**Given instruction**: Reproduce the entries word for word, and omit any picture you find in them.

**Extracted information**:

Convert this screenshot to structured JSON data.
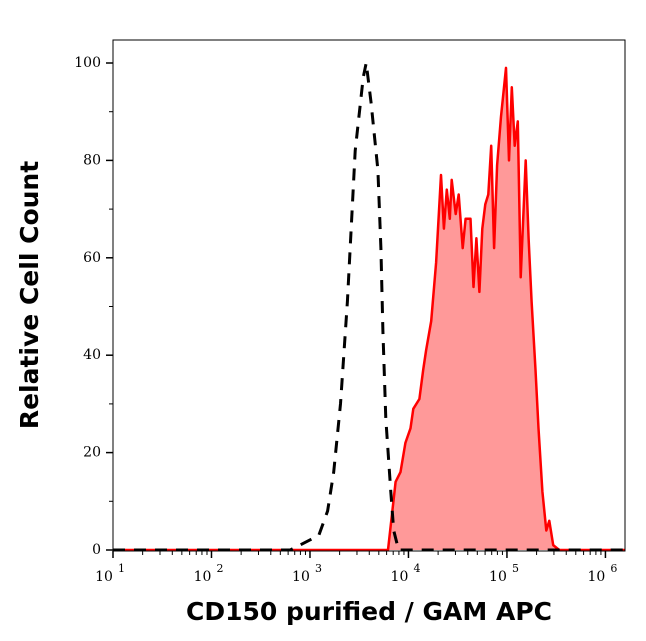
{
  "chart_data": {
    "type": "area",
    "title": "",
    "xlabel": "CD150 purified / GAM APC",
    "ylabel": "Relative Cell Count",
    "x_scale": "log",
    "xlim": [
      10,
      1580000.0
    ],
    "ylim": [
      0,
      105
    ],
    "x_ticks": [
      {
        "base": "10",
        "exp": "1",
        "value": 10
      },
      {
        "base": "10",
        "exp": "2",
        "value": 100
      },
      {
        "base": "10",
        "exp": "3",
        "value": 1000
      },
      {
        "base": "10",
        "exp": "4",
        "value": 10000
      },
      {
        "base": "10",
        "exp": "5",
        "value": 100000
      },
      {
        "base": "10",
        "exp": "6",
        "value": 1000000
      }
    ],
    "y_ticks": [
      "0",
      "20",
      "40",
      "60",
      "80",
      "100"
    ],
    "grid": false,
    "series": [
      {
        "style": "filled-solid",
        "line_color": "#ff0000",
        "fill_color": "#ff9999",
        "points": [
          [
            10,
            0
          ],
          [
            6200,
            0
          ],
          [
            7400,
            14
          ],
          [
            8300,
            16
          ],
          [
            9300,
            22
          ],
          [
            10500,
            25
          ],
          [
            11200,
            29
          ],
          [
            12900,
            31
          ],
          [
            14100,
            37
          ],
          [
            15100,
            41
          ],
          [
            17000,
            47
          ],
          [
            19100,
            59
          ],
          [
            21400,
            77
          ],
          [
            22900,
            66
          ],
          [
            24500,
            74
          ],
          [
            26300,
            68
          ],
          [
            27500,
            76
          ],
          [
            30200,
            69
          ],
          [
            32400,
            73
          ],
          [
            35500,
            62
          ],
          [
            38000,
            68
          ],
          [
            42700,
            68
          ],
          [
            45700,
            54
          ],
          [
            49000,
            64
          ],
          [
            52500,
            53
          ],
          [
            56200,
            66
          ],
          [
            60300,
            71
          ],
          [
            64600,
            73
          ],
          [
            69200,
            83
          ],
          [
            74100,
            62
          ],
          [
            79400,
            79
          ],
          [
            87100,
            89
          ],
          [
            91200,
            93
          ],
          [
            97700,
            99
          ],
          [
            105000,
            80
          ],
          [
            112000,
            95
          ],
          [
            120000,
            83
          ],
          [
            129000,
            88
          ],
          [
            138000,
            56
          ],
          [
            155000,
            80
          ],
          [
            166000,
            64
          ],
          [
            178000,
            51
          ],
          [
            195000,
            37
          ],
          [
            209000,
            25
          ],
          [
            229000,
            12
          ],
          [
            251000,
            4
          ],
          [
            269000,
            6
          ],
          [
            295000,
            1
          ],
          [
            339000,
            0
          ],
          [
            1580000,
            0
          ]
        ]
      },
      {
        "style": "dashed",
        "line_color": "#000000",
        "points": [
          [
            10,
            0
          ],
          [
            631,
            0
          ],
          [
            1230,
            3
          ],
          [
            1510,
            8
          ],
          [
            1740,
            16
          ],
          [
            2040,
            30
          ],
          [
            2400,
            51
          ],
          [
            2880,
            82
          ],
          [
            3470,
            97
          ],
          [
            3720,
            100
          ],
          [
            4170,
            92
          ],
          [
            4900,
            78
          ],
          [
            5250,
            62
          ],
          [
            5500,
            45
          ],
          [
            5890,
            27
          ],
          [
            6610,
            12
          ],
          [
            7080,
            4
          ],
          [
            7940,
            0
          ],
          [
            1580000,
            0
          ]
        ]
      }
    ]
  }
}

**Response**:
Convert this screenshot to structured JSON data.
{
  "chart_data": {
    "type": "area",
    "title": "",
    "xlabel": "CD150 purified / GAM APC",
    "ylabel": "Relative Cell Count",
    "x_scale": "log",
    "xlim": [
      10,
      1580000.0
    ],
    "ylim": [
      0,
      105
    ],
    "x_ticks": [
      {
        "base": "10",
        "exp": "1",
        "value": 10
      },
      {
        "base": "10",
        "exp": "2",
        "value": 100
      },
      {
        "base": "10",
        "exp": "3",
        "value": 1000
      },
      {
        "base": "10",
        "exp": "4",
        "value": 10000
      },
      {
        "base": "10",
        "exp": "5",
        "value": 100000
      },
      {
        "base": "10",
        "exp": "6",
        "value": 1000000
      }
    ],
    "y_ticks": [
      "0",
      "20",
      "40",
      "60",
      "80",
      "100"
    ],
    "grid": false,
    "series": [
      {
        "style": "filled-solid",
        "line_color": "#ff0000",
        "fill_color": "#ff9999",
        "points": [
          [
            10,
            0
          ],
          [
            6200,
            0
          ],
          [
            7400,
            14
          ],
          [
            8300,
            16
          ],
          [
            9300,
            22
          ],
          [
            10500,
            25
          ],
          [
            11200,
            29
          ],
          [
            12900,
            31
          ],
          [
            14100,
            37
          ],
          [
            15100,
            41
          ],
          [
            17000,
            47
          ],
          [
            19100,
            59
          ],
          [
            21400,
            77
          ],
          [
            22900,
            66
          ],
          [
            24500,
            74
          ],
          [
            26300,
            68
          ],
          [
            27500,
            76
          ],
          [
            30200,
            69
          ],
          [
            32400,
            73
          ],
          [
            35500,
            62
          ],
          [
            38000,
            68
          ],
          [
            42700,
            68
          ],
          [
            45700,
            54
          ],
          [
            49000,
            64
          ],
          [
            52500,
            53
          ],
          [
            56200,
            66
          ],
          [
            60300,
            71
          ],
          [
            64600,
            73
          ],
          [
            69200,
            83
          ],
          [
            74100,
            62
          ],
          [
            79400,
            79
          ],
          [
            87100,
            89
          ],
          [
            91200,
            93
          ],
          [
            97700,
            99
          ],
          [
            105000,
            80
          ],
          [
            112000,
            95
          ],
          [
            120000,
            83
          ],
          [
            129000,
            88
          ],
          [
            138000,
            56
          ],
          [
            155000,
            80
          ],
          [
            166000,
            64
          ],
          [
            178000,
            51
          ],
          [
            195000,
            37
          ],
          [
            209000,
            25
          ],
          [
            229000,
            12
          ],
          [
            251000,
            4
          ],
          [
            269000,
            6
          ],
          [
            295000,
            1
          ],
          [
            339000,
            0
          ],
          [
            1580000,
            0
          ]
        ]
      },
      {
        "style": "dashed",
        "line_color": "#000000",
        "points": [
          [
            10,
            0
          ],
          [
            631,
            0
          ],
          [
            1230,
            3
          ],
          [
            1510,
            8
          ],
          [
            1740,
            16
          ],
          [
            2040,
            30
          ],
          [
            2400,
            51
          ],
          [
            2880,
            82
          ],
          [
            3470,
            97
          ],
          [
            3720,
            100
          ],
          [
            4170,
            92
          ],
          [
            4900,
            78
          ],
          [
            5250,
            62
          ],
          [
            5500,
            45
          ],
          [
            5890,
            27
          ],
          [
            6610,
            12
          ],
          [
            7080,
            4
          ],
          [
            7940,
            0
          ],
          [
            1580000,
            0
          ]
        ]
      }
    ]
  }
}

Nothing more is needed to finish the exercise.